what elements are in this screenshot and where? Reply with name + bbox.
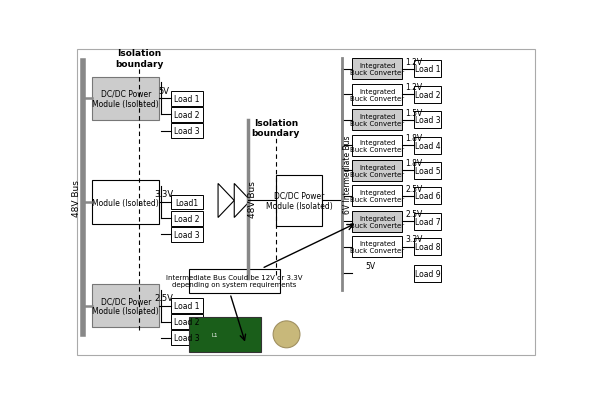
Bar	[414, 112, 441, 129]
Text: Load 5: Load 5	[415, 166, 441, 176]
Bar	[171, 315, 203, 329]
Text: 1.8V: 1.8V	[405, 134, 423, 143]
Bar	[352, 110, 402, 131]
Text: Load1: Load1	[176, 198, 199, 207]
Text: 2.5V: 2.5V	[405, 184, 423, 193]
Text: Integrated
Buck Converter: Integrated Buck Converter	[350, 89, 404, 101]
Text: Module (Isolated): Module (Isolated)	[93, 198, 159, 207]
Text: 1.2V: 1.2V	[405, 58, 423, 67]
Bar	[171, 195, 203, 210]
Text: 2.5V: 2.5V	[405, 210, 423, 219]
Text: 6V Intermediate Bus: 6V Intermediate Bus	[343, 136, 352, 214]
Bar	[414, 87, 441, 103]
Text: Load 1: Load 1	[174, 95, 200, 103]
Text: Intermediate Bus Could be 12V or 3.3V
depending on system requirements: Intermediate Bus Could be 12V or 3.3V de…	[166, 275, 303, 288]
Text: 1.2V: 1.2V	[405, 83, 423, 92]
Ellipse shape	[273, 321, 300, 348]
Bar	[414, 162, 441, 180]
Bar	[352, 237, 402, 257]
Text: Load 2: Load 2	[174, 318, 200, 326]
Text: 2.5V: 2.5V	[155, 293, 173, 302]
Bar	[92, 181, 159, 224]
Text: 1.5V: 1.5V	[405, 108, 423, 117]
Text: Load 3: Load 3	[415, 116, 441, 125]
Bar	[171, 211, 203, 226]
Bar	[171, 298, 203, 313]
Text: Integrated
Buck Converter: Integrated Buck Converter	[350, 241, 404, 253]
Bar	[189, 269, 279, 294]
Bar	[171, 227, 203, 242]
Text: Isolation
boundary: Isolation boundary	[252, 119, 300, 138]
Bar	[352, 186, 402, 207]
Text: DC/DC Power
Module (Isolated): DC/DC Power Module (Isolated)	[266, 191, 333, 211]
Text: Load 1: Load 1	[415, 65, 441, 74]
Text: Integrated
Buck Converter: Integrated Buck Converter	[350, 190, 404, 203]
Polygon shape	[234, 184, 251, 218]
Text: Load 2: Load 2	[415, 91, 441, 99]
Text: DC/DC Power
Module (Isolated): DC/DC Power Module (Isolated)	[93, 89, 159, 109]
Text: Load 9: Load 9	[415, 269, 441, 278]
Text: 48V Bus: 48V Bus	[72, 180, 81, 216]
Bar	[171, 124, 203, 139]
Bar	[171, 331, 203, 346]
Bar	[352, 160, 402, 182]
Text: Load 6: Load 6	[415, 192, 441, 201]
Bar	[171, 92, 203, 107]
Bar	[276, 176, 322, 227]
Text: Load 3: Load 3	[174, 230, 200, 239]
Bar	[414, 188, 441, 205]
Text: 1.8V: 1.8V	[405, 159, 423, 168]
Text: Integrated
Buck Converter: Integrated Buck Converter	[350, 63, 404, 76]
Bar	[352, 211, 402, 232]
Text: Load 2: Load 2	[174, 214, 200, 223]
Bar	[414, 239, 441, 255]
Bar	[352, 135, 402, 156]
Text: Isolation
boundary: Isolation boundary	[115, 49, 164, 69]
Polygon shape	[218, 184, 234, 218]
Text: Integrated
Buck Converter: Integrated Buck Converter	[350, 215, 404, 228]
Bar	[352, 59, 402, 80]
Text: Integrated
Buck Converter: Integrated Buck Converter	[350, 114, 404, 127]
Text: Integrated
Buck Converter: Integrated Buck Converter	[350, 164, 404, 178]
Text: Load 8: Load 8	[415, 243, 441, 251]
Text: 5V: 5V	[158, 86, 170, 95]
Text: L1: L1	[211, 332, 218, 337]
Bar	[92, 77, 159, 121]
Text: Load 3: Load 3	[174, 127, 200, 136]
Bar	[171, 108, 203, 123]
Bar	[352, 85, 402, 105]
Text: DC/DC Power
Module (Isolated): DC/DC Power Module (Isolated)	[93, 296, 159, 316]
Text: 48V Bus: 48V Bus	[248, 181, 257, 218]
Bar	[414, 137, 441, 154]
Text: Load 1: Load 1	[174, 302, 200, 310]
Bar	[414, 61, 441, 78]
Bar	[414, 213, 441, 230]
Text: Load 2: Load 2	[174, 111, 200, 119]
Text: Load 3: Load 3	[174, 334, 200, 342]
Bar	[189, 317, 261, 352]
Bar	[92, 284, 159, 328]
Text: 3.3V: 3.3V	[405, 235, 423, 244]
Text: 5V: 5V	[366, 261, 376, 270]
Bar	[414, 265, 441, 282]
Text: Load 7: Load 7	[415, 217, 441, 226]
Text: Integrated
Buck Converter: Integrated Buck Converter	[350, 139, 404, 152]
Text: Load 4: Load 4	[415, 141, 441, 150]
Text: 3.3V: 3.3V	[155, 190, 174, 199]
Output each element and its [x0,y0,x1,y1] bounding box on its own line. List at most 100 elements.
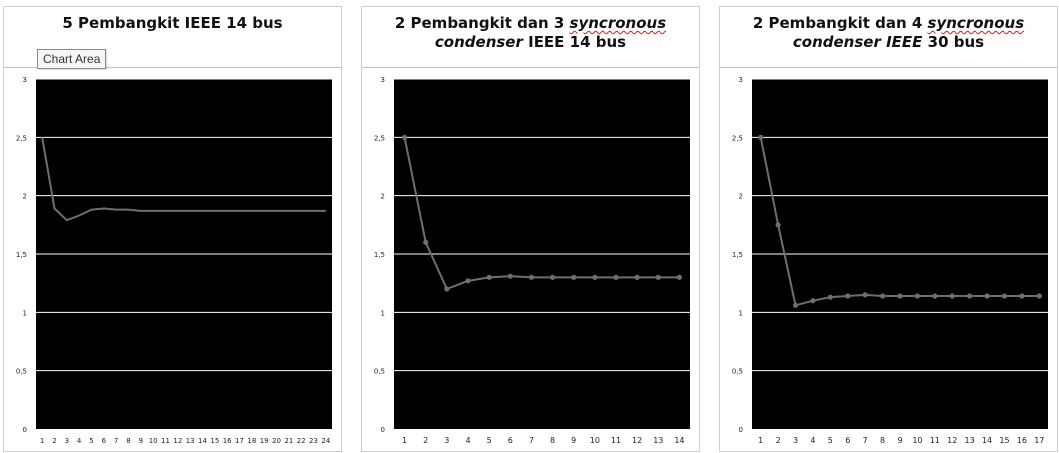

● **Given problem**: Update the entries above by replacing every "Bar" with "Rectangle" and leaving everything else unchanged. Omit the pictures from your answer.

● **Result of this task**:
what elements are in this screenshot and where? Reply with name + bbox.
Rectangle	[414, 112, 441, 129]
Text: Load 5: Load 5	[415, 166, 441, 176]
Rectangle	[171, 315, 203, 329]
Text: 1.8V: 1.8V	[405, 134, 423, 143]
Rectangle	[352, 110, 402, 131]
Text: Load1: Load1	[176, 198, 199, 207]
Text: 2.5V: 2.5V	[405, 184, 423, 193]
Text: Integrated
Buck Converter: Integrated Buck Converter	[350, 89, 404, 101]
Text: Module (Isolated): Module (Isolated)	[93, 198, 159, 207]
Text: 1.2V: 1.2V	[405, 58, 423, 67]
Rectangle	[171, 195, 203, 210]
Text: 2.5V: 2.5V	[405, 210, 423, 219]
Text: 6V Intermediate Bus: 6V Intermediate Bus	[343, 136, 352, 214]
Rectangle	[414, 87, 441, 103]
Text: Load 1: Load 1	[174, 95, 200, 103]
Text: Intermediate Bus Could be 12V or 3.3V
depending on system requirements: Intermediate Bus Could be 12V or 3.3V de…	[166, 275, 303, 288]
Text: 1.2V: 1.2V	[405, 83, 423, 92]
Ellipse shape	[273, 321, 300, 348]
Rectangle	[414, 162, 441, 180]
Rectangle	[352, 237, 402, 257]
Text: Load 2: Load 2	[174, 318, 200, 326]
Text: 2.5V: 2.5V	[155, 293, 173, 302]
Rectangle	[92, 181, 159, 224]
Text: 1.5V: 1.5V	[405, 108, 423, 117]
Text: Load 3: Load 3	[415, 116, 441, 125]
Rectangle	[171, 211, 203, 226]
Rectangle	[171, 298, 203, 313]
Text: Integrated
Buck Converter: Integrated Buck Converter	[350, 241, 404, 253]
Rectangle	[189, 269, 279, 294]
Rectangle	[171, 227, 203, 242]
Text: Isolation
boundary: Isolation boundary	[252, 119, 300, 138]
Rectangle	[352, 186, 402, 207]
Text: DC/DC Power
Module (Isolated): DC/DC Power Module (Isolated)	[266, 191, 333, 211]
Text: Load 1: Load 1	[415, 65, 441, 74]
Text: Integrated
Buck Converter: Integrated Buck Converter	[350, 190, 404, 203]
Polygon shape	[234, 184, 251, 218]
Text: Load 2: Load 2	[415, 91, 441, 99]
Text: DC/DC Power
Module (Isolated): DC/DC Power Module (Isolated)	[93, 89, 159, 109]
Text: Load 9: Load 9	[415, 269, 441, 278]
Text: 48V Bus: 48V Bus	[72, 180, 81, 216]
Rectangle	[171, 124, 203, 139]
Rectangle	[171, 331, 203, 346]
Rectangle	[352, 160, 402, 182]
Text: Load 6: Load 6	[415, 192, 441, 201]
Rectangle	[171, 92, 203, 107]
Rectangle	[276, 176, 322, 227]
Text: Load 3: Load 3	[174, 230, 200, 239]
Rectangle	[414, 188, 441, 205]
Text: 1.8V: 1.8V	[405, 159, 423, 168]
Text: Integrated
Buck Converter: Integrated Buck Converter	[350, 63, 404, 76]
Rectangle	[352, 211, 402, 232]
Text: Load 2: Load 2	[174, 214, 200, 223]
Rectangle	[414, 239, 441, 255]
Rectangle	[352, 135, 402, 156]
Text: Isolation
boundary: Isolation boundary	[115, 49, 164, 69]
Polygon shape	[218, 184, 234, 218]
Text: Integrated
Buck Converter: Integrated Buck Converter	[350, 215, 404, 228]
Rectangle	[352, 59, 402, 80]
Text: Integrated
Buck Converter: Integrated Buck Converter	[350, 114, 404, 127]
Text: Integrated
Buck Converter: Integrated Buck Converter	[350, 164, 404, 178]
Text: Load 8: Load 8	[415, 243, 441, 251]
Text: 5V: 5V	[158, 86, 170, 95]
Text: L1: L1	[211, 332, 218, 337]
Rectangle	[92, 77, 159, 121]
Text: Load 3: Load 3	[174, 127, 200, 136]
Rectangle	[171, 108, 203, 123]
Rectangle	[352, 85, 402, 105]
Text: DC/DC Power
Module (Isolated): DC/DC Power Module (Isolated)	[93, 296, 159, 316]
Text: 48V Bus: 48V Bus	[248, 181, 257, 218]
Rectangle	[414, 137, 441, 154]
Text: Load 1: Load 1	[174, 302, 200, 310]
Rectangle	[414, 61, 441, 78]
Rectangle	[414, 213, 441, 230]
Text: Load 2: Load 2	[174, 111, 200, 119]
Text: Load 3: Load 3	[174, 334, 200, 342]
Rectangle	[189, 317, 261, 352]
Rectangle	[92, 284, 159, 328]
Text: 3.3V: 3.3V	[405, 235, 423, 244]
Text: 5V: 5V	[366, 261, 376, 270]
Rectangle	[414, 265, 441, 282]
Text: Load 7: Load 7	[415, 217, 441, 226]
Text: Integrated
Buck Converter: Integrated Buck Converter	[350, 139, 404, 152]
Text: Load 4: Load 4	[415, 141, 441, 150]
Text: 3.3V: 3.3V	[155, 190, 174, 199]
Output each element and its [x0,y0,x1,y1] bounding box on its own line. List at most 100 elements.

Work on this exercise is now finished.